Lift every line from the entries that includes the word "CERN".
·····
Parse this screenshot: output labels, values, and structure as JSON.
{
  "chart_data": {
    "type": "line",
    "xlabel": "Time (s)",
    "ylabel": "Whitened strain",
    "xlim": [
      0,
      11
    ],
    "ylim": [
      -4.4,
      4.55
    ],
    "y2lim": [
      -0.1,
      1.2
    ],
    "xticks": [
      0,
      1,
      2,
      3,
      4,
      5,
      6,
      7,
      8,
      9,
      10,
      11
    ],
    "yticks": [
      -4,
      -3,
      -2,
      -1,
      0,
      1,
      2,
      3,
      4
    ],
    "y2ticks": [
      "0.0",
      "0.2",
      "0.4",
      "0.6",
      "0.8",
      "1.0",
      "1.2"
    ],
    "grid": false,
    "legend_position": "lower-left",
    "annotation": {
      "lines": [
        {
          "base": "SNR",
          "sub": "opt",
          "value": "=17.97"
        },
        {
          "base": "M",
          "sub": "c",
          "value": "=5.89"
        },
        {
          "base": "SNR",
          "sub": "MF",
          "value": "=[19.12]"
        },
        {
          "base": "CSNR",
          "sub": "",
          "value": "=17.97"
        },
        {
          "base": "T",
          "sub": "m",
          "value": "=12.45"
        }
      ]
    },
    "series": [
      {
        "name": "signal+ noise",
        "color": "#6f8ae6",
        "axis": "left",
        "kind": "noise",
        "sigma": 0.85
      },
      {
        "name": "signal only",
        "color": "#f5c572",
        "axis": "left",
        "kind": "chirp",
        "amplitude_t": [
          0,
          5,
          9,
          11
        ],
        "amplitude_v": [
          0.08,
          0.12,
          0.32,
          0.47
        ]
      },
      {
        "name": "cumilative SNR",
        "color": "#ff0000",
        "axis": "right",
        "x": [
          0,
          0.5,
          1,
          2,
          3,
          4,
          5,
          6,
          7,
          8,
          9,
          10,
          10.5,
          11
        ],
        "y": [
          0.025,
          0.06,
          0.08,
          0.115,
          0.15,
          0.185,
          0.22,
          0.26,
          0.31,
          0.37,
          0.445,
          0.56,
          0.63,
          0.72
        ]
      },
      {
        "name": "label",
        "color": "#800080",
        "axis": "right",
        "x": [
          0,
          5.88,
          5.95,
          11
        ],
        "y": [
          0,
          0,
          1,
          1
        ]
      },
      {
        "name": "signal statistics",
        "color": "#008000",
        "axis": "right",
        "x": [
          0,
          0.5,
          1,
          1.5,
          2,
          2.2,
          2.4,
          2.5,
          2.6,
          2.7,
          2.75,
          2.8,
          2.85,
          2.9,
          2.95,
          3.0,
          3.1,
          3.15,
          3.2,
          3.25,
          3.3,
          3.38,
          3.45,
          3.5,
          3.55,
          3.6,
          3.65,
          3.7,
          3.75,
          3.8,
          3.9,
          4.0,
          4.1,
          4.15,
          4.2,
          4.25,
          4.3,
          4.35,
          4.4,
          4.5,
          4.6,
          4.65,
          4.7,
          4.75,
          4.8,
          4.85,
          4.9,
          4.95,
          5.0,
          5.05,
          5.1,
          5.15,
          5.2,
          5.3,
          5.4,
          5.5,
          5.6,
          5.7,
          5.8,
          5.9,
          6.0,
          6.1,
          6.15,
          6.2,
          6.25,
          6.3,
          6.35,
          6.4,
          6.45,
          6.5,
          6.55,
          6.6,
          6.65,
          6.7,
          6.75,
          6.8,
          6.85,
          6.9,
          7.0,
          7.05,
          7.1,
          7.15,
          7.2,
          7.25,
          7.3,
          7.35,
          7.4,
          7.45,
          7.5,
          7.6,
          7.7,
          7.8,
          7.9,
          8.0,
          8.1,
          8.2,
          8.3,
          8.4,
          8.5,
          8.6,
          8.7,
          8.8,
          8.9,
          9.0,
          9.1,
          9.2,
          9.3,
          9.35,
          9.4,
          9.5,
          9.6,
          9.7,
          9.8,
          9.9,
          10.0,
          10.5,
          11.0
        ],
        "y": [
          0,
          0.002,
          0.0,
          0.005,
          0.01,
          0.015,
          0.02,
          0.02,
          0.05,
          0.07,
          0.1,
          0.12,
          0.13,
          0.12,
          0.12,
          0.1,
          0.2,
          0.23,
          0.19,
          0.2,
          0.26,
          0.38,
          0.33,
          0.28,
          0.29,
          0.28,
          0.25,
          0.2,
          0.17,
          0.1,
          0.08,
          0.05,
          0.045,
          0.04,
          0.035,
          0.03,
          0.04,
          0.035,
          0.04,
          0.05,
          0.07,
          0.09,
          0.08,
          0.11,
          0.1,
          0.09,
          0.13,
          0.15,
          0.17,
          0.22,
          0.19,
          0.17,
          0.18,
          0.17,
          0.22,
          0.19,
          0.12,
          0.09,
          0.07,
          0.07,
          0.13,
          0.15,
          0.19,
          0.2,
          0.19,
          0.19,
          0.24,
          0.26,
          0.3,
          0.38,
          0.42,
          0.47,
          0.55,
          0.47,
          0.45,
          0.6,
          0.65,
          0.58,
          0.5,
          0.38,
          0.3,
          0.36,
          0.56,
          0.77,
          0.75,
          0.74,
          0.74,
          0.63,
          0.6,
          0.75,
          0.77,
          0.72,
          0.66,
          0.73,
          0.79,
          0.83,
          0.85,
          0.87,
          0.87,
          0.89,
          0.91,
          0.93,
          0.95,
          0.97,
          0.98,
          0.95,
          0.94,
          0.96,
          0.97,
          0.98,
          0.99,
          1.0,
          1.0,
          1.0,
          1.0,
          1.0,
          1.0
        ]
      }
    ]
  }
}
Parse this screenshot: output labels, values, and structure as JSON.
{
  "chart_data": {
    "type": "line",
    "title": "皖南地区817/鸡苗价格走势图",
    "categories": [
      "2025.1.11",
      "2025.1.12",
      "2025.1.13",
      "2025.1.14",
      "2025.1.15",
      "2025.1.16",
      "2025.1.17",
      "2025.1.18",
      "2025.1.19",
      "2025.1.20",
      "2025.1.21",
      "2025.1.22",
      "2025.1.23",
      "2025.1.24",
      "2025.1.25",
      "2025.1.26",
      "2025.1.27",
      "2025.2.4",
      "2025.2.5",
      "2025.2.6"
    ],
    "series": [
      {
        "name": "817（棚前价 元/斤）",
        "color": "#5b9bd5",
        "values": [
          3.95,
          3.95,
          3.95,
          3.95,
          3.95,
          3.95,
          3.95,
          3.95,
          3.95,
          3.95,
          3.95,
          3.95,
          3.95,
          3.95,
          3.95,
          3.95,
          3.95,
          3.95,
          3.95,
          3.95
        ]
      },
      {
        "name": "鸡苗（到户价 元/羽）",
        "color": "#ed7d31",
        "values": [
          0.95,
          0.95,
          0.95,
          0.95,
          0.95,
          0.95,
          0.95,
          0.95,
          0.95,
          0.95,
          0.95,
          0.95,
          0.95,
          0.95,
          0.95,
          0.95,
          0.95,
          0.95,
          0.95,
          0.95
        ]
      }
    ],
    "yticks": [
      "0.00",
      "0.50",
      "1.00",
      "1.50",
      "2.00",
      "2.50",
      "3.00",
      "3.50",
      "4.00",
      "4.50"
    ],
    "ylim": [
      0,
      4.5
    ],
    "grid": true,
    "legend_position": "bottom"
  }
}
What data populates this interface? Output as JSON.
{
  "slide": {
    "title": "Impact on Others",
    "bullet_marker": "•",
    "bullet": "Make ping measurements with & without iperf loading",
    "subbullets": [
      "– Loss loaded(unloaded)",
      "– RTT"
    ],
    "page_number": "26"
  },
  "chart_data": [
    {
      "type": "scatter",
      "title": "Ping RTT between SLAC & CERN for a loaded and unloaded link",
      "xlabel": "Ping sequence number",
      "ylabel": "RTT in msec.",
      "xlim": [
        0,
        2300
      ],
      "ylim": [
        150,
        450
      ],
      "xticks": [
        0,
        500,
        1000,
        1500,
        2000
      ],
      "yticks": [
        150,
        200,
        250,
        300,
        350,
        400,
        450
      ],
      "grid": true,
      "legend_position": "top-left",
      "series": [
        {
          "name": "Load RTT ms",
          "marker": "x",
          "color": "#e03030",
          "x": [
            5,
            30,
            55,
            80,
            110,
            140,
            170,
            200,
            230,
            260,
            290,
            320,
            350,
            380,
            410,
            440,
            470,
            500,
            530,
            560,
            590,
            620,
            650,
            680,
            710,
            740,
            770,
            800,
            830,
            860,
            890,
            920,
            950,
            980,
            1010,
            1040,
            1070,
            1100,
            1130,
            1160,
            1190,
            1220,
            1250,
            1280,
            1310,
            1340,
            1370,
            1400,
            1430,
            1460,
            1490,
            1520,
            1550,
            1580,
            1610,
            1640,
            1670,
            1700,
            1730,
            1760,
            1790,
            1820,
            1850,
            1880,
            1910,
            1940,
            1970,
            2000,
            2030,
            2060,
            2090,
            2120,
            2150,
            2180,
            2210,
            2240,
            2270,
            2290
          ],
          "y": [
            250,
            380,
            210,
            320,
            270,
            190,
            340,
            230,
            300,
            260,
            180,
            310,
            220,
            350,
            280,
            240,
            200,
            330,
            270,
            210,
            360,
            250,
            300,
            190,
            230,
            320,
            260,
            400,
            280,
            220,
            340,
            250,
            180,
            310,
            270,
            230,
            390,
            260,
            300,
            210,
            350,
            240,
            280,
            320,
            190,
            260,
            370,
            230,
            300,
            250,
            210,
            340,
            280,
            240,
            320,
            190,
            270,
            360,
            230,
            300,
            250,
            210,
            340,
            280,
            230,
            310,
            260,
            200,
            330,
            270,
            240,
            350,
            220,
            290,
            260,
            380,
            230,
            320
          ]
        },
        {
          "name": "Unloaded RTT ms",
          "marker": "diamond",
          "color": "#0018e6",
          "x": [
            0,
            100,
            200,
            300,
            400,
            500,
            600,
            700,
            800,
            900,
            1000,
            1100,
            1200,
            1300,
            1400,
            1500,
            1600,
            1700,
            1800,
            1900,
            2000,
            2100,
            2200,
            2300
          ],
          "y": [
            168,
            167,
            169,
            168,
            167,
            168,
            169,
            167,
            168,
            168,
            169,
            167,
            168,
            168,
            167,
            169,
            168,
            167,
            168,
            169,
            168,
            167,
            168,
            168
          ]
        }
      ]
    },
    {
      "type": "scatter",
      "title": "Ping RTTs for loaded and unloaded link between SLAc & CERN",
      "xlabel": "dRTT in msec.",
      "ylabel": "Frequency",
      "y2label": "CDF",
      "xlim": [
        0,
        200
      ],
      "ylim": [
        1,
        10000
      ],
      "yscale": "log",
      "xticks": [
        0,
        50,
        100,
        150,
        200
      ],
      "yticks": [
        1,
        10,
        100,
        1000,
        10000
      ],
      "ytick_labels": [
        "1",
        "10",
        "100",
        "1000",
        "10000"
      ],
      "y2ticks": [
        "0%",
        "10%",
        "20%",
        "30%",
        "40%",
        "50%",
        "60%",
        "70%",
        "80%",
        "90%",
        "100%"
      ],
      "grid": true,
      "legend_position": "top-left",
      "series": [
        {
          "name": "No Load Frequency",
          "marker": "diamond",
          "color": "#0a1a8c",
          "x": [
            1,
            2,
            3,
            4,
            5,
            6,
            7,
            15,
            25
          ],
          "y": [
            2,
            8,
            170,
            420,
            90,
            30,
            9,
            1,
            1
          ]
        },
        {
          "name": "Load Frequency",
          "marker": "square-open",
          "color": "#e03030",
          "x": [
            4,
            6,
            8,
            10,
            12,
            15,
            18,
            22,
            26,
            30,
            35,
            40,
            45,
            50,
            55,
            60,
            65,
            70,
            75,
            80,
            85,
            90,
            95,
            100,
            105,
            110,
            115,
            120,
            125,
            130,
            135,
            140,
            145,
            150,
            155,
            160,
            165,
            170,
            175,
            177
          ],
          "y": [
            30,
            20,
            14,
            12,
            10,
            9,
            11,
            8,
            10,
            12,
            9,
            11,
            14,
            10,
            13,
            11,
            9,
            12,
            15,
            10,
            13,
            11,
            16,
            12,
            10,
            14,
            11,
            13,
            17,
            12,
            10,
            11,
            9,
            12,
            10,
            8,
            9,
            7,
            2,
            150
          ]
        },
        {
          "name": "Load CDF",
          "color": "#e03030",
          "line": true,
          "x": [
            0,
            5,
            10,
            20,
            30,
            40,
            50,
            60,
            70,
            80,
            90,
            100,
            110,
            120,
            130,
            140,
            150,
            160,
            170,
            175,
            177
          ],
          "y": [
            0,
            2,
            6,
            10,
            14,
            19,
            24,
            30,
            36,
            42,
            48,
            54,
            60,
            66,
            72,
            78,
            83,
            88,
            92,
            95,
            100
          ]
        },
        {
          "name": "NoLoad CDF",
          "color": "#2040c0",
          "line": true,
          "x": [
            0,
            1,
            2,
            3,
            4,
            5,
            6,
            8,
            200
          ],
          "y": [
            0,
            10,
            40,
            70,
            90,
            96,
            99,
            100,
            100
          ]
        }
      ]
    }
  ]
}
·····
* [FULL RESPONSE]:
      "title": "Ping RTT between SLAC & CERN for a loaded and unloaded link",
      "title": "Ping RTTs for loaded and unloaded link between SLAc & CERN",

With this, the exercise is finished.